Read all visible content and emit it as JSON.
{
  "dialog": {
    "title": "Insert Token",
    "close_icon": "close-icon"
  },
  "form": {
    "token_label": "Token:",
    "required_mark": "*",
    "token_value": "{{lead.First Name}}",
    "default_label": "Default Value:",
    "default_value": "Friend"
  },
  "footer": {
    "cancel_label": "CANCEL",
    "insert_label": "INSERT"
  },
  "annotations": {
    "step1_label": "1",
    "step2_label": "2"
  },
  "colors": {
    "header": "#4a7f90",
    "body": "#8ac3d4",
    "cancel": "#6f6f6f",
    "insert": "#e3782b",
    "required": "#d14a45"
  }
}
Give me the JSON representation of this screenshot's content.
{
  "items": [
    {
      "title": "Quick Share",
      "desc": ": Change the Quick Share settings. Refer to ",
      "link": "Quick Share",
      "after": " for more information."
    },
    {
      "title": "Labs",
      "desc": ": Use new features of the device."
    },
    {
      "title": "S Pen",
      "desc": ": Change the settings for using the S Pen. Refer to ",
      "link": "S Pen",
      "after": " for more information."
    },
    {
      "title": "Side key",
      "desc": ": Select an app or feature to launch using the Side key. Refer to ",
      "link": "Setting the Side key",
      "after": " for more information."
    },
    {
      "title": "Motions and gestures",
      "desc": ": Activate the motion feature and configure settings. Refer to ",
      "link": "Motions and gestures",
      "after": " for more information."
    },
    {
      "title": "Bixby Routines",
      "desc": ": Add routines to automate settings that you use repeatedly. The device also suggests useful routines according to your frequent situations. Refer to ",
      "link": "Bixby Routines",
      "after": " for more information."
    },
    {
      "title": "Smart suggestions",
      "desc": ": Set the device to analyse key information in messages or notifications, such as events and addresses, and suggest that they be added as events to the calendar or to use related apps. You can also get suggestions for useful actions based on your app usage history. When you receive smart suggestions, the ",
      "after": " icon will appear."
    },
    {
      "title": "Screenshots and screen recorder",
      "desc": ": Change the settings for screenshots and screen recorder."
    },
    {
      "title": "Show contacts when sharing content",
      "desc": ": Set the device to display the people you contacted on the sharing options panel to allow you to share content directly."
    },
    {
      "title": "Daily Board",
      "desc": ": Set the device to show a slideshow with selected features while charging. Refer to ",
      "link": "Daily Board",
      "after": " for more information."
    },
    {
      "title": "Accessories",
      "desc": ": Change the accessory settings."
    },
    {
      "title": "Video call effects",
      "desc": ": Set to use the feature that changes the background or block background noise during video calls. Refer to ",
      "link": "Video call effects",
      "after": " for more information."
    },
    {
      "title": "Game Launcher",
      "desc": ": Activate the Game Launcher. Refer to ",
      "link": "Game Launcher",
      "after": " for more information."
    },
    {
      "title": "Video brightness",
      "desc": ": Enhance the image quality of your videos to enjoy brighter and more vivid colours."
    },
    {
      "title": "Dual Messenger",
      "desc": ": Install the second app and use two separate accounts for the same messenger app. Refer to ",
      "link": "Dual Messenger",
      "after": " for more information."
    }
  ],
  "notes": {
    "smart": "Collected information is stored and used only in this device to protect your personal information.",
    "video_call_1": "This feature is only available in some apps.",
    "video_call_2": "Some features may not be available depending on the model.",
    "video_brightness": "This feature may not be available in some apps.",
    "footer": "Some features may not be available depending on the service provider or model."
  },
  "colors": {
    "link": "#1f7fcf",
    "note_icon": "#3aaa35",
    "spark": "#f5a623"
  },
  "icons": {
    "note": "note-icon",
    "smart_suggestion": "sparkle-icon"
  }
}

--- --- ---

* _Task requirements_
Print the whole listing again, exactly.

* _Task solution_
Read all visible content and emit it as JSON.
{
  "dialog": {
    "title": "Insert Token",
    "close_icon": "close-icon"
  },
  "form": {
    "token_label": "Token:",
    "required_mark": "*",
    "token_value": "{{lead.First Name}}",
    "default_label": "Default Value:",
    "default_value": "Friend"
  },
  "footer": {
    "cancel_label": "CANCEL",
    "insert_label": "INSERT"
  },
  "annotations": {
    "step1_label": "1",
    "step2_label": "2"
  },
  "colors": {
    "header": "#4a7f90",
    "body": "#8ac3d4",
    "cancel": "#6f6f6f",
    "insert": "#e3782b",
    "required": "#d14a45"
  }
}
Give me the JSON representation of this screenshot's content.
{
  "items": [
    {
      "title": "Quick Share",
      "desc": ": Change the Quick Share settings. Refer to ",
      "link": "Quick Share",
      "after": " for more information."
    },
    {
      "title": "Labs",
      "desc": ": Use new features of the device."
    },
    {
      "title": "S Pen",
      "desc": ": Change the settings for using the S Pen. Refer to ",
      "link": "S Pen",
      "after": " for more information."
    },
    {
      "title": "Side key",
      "desc": ": Select an app or feature to launch using the Side key. Refer to ",
      "link": "Setting the Side key",
      "after": " for more information."
    },
    {
      "title": "Motions and gestures",
      "desc": ": Activate the motion feature and configure settings. Refer to ",
      "link": "Motions and gestures",
      "after": " for more information."
    },
    {
      "title": "Bixby Routines",
      "desc": ": Add routines to automate settings that you use repeatedly. The device also suggests useful routines according to your frequent situations. Refer to ",
      "link": "Bixby Routines",
      "after": " for more information."
    },
    {
      "title": "Smart suggestions",
      "desc": ": Set the device to analyse key information in messages or notifications, such as events and addresses, and suggest that they be added as events to the calendar or to use related apps. You can also get suggestions for useful actions based on your app usage history. When you receive smart suggestions, the ",
      "after": " icon will appear."
    },
    {
      "title": "Screenshots and screen recorder",
      "desc": ": Change the settings for screenshots and screen recorder."
    },
    {
      "title": "Show contacts when sharing content",
      "desc": ": Set the device to display the people you contacted on the sharing options panel to allow you to share content directly."
    },
    {
      "title": "Daily Board",
      "desc": ": Set the device to show a slideshow with selected features while charging. Refer to ",
      "link": "Daily Board",
      "after": " for more information."
    },
    {
      "title": "Accessories",
      "desc": ": Change the accessory settings."
    },
    {
      "title": "Video call effects",
      "desc": ": Set to use the feature that changes the background or block background noise during video calls. Refer to ",
      "link": "Video call effects",
      "after": " for more information."
    },
    {
      "title": "Game Launcher",
      "desc": ": Activate the Game Launcher. Refer to ",
      "link": "Game Launcher",
      "after": " for more information."
    },
    {
      "title": "Video brightness",
      "desc": ": Enhance the image quality of your videos to enjoy brighter and more vivid colours."
    },
    {
      "title": "Dual Messenger",
      "desc": ": Install the second app and use two separate accounts for the same messenger app. Refer to ",
      "link": "Dual Messenger",
      "after": " for more information."
    }
  ],
  "notes": {
    "smart": "Collected information is stored and used only in this device to protect your personal information.",
    "video_call_1": "This feature is only available in some apps.",
    "video_call_2": "Some features may not be available depending on the model.",
    "video_brightness": "This feature may not be available in some apps.",
    "footer": "Some features may not be available depending on the service provider or model."
  },
  "colors": {
    "link": "#1f7fcf",
    "note_icon": "#3aaa35",
    "spark": "#f5a623"
  },
  "icons": {
    "note": "note-icon",
    "smart_suggestion": "sparkle-icon"
  }
}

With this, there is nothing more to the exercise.